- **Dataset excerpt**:
● ● ● ● ● ● ●
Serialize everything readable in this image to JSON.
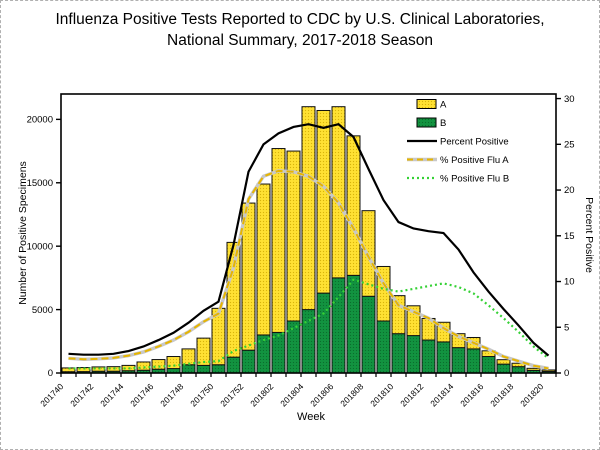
{
  "page": {
    "title_line1": "Influenza Positive Tests Reported to CDC by U.S. Clinical Laboratories,",
    "title_line2": "National Summary, 2017-2018 Season"
  },
  "chart_data": {
    "type": "bar",
    "subtype": "stacked-bar-with-lines",
    "title": "Influenza Positive Tests Reported to CDC by U.S. Clinical Laboratories, National Summary, 2017-2018 Season",
    "xlabel": "Week",
    "ylabel_left": "Number of Positive Specimens",
    "ylabel_right": "Percent Positive",
    "ylim_left": [
      0,
      22000
    ],
    "ylim_right": [
      0,
      30.5
    ],
    "yticks_left": [
      0,
      5000,
      10000,
      15000,
      20000
    ],
    "yticks_right": [
      0,
      5,
      10,
      15,
      20,
      25,
      30
    ],
    "grid": false,
    "legend_position": "inside-upper-right",
    "x_label_every": 2,
    "weeks": [
      "201740",
      "201741",
      "201742",
      "201743",
      "201744",
      "201745",
      "201746",
      "201747",
      "201748",
      "201749",
      "201750",
      "201751",
      "201752",
      "201801",
      "201802",
      "201803",
      "201804",
      "201805",
      "201806",
      "201807",
      "201808",
      "201809",
      "201810",
      "201811",
      "201812",
      "201813",
      "201814",
      "201815",
      "201816",
      "201817",
      "201818",
      "201819",
      "201820"
    ],
    "bar_series": [
      {
        "name": "A",
        "stack_order": "top",
        "color": "#ffe133",
        "dot_color": "#d8b40a",
        "values": [
          300,
          320,
          340,
          360,
          420,
          650,
          760,
          950,
          1250,
          2150,
          4450,
          9050,
          11600,
          11900,
          14500,
          13400,
          16000,
          14400,
          13500,
          11000,
          6750,
          4300,
          3000,
          2350,
          1700,
          1550,
          1100,
          900,
          450,
          350,
          270,
          160,
          110
        ]
      },
      {
        "name": "B",
        "stack_order": "bottom",
        "color": "#129340",
        "dot_color": "#0a6e2d",
        "values": [
          100,
          110,
          140,
          140,
          180,
          220,
          300,
          350,
          650,
          600,
          650,
          1250,
          1800,
          3000,
          3200,
          4100,
          5000,
          6300,
          7500,
          7700,
          6050,
          4100,
          3100,
          2950,
          2600,
          2450,
          2000,
          1900,
          1300,
          700,
          500,
          210,
          130
        ]
      }
    ],
    "line_series": [
      {
        "name": "Percent Positive",
        "axis": "right",
        "color": "#000000",
        "style": "solid",
        "values": [
          2.1,
          2.0,
          2.0,
          2.1,
          2.4,
          2.9,
          3.6,
          4.4,
          5.5,
          6.8,
          7.8,
          14.0,
          22.0,
          25.0,
          26.2,
          26.9,
          27.2,
          26.8,
          27.2,
          25.8,
          22.3,
          18.9,
          16.5,
          15.8,
          15.5,
          15.3,
          13.5,
          11.0,
          8.9,
          7.0,
          5.2,
          3.3,
          1.9
        ]
      },
      {
        "name": "% Positive Flu A",
        "axis": "right",
        "color": "#e6b500",
        "style": "dashed",
        "halo": "#c8c8c8",
        "values": [
          1.6,
          1.5,
          1.55,
          1.65,
          1.9,
          2.3,
          2.9,
          3.6,
          4.5,
          5.6,
          6.5,
          11.5,
          19.0,
          21.5,
          22.1,
          22.0,
          21.5,
          20.4,
          18.6,
          15.8,
          12.7,
          9.8,
          7.4,
          6.7,
          6.0,
          4.9,
          4.0,
          3.3,
          2.6,
          1.8,
          1.3,
          0.8,
          0.5
        ]
      },
      {
        "name": "% Positive Flu B",
        "axis": "right",
        "color": "#35d135",
        "style": "dotted",
        "values": [
          0.5,
          0.5,
          0.5,
          0.5,
          0.5,
          0.6,
          0.7,
          0.8,
          1.0,
          1.2,
          1.3,
          2.4,
          3.0,
          3.6,
          4.1,
          4.9,
          5.7,
          6.5,
          8.3,
          10.2,
          9.7,
          9.2,
          8.9,
          9.2,
          9.5,
          9.8,
          9.4,
          8.7,
          7.4,
          6.0,
          4.5,
          2.9,
          1.6
        ]
      }
    ]
  }
}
● ● ● ● ● ● ●
- **The exercise**:
Pick each line holding the word "Laboratories" out of the listing.

- **Answer for the task**:
    "title_line1": "Influenza Positive Tests Reported to CDC by U.S. Clinical Laboratories,",
    "title": "Influenza Positive Tests Reported to CDC by U.S. Clinical Laboratories, National Summary, 2017-2018 Season",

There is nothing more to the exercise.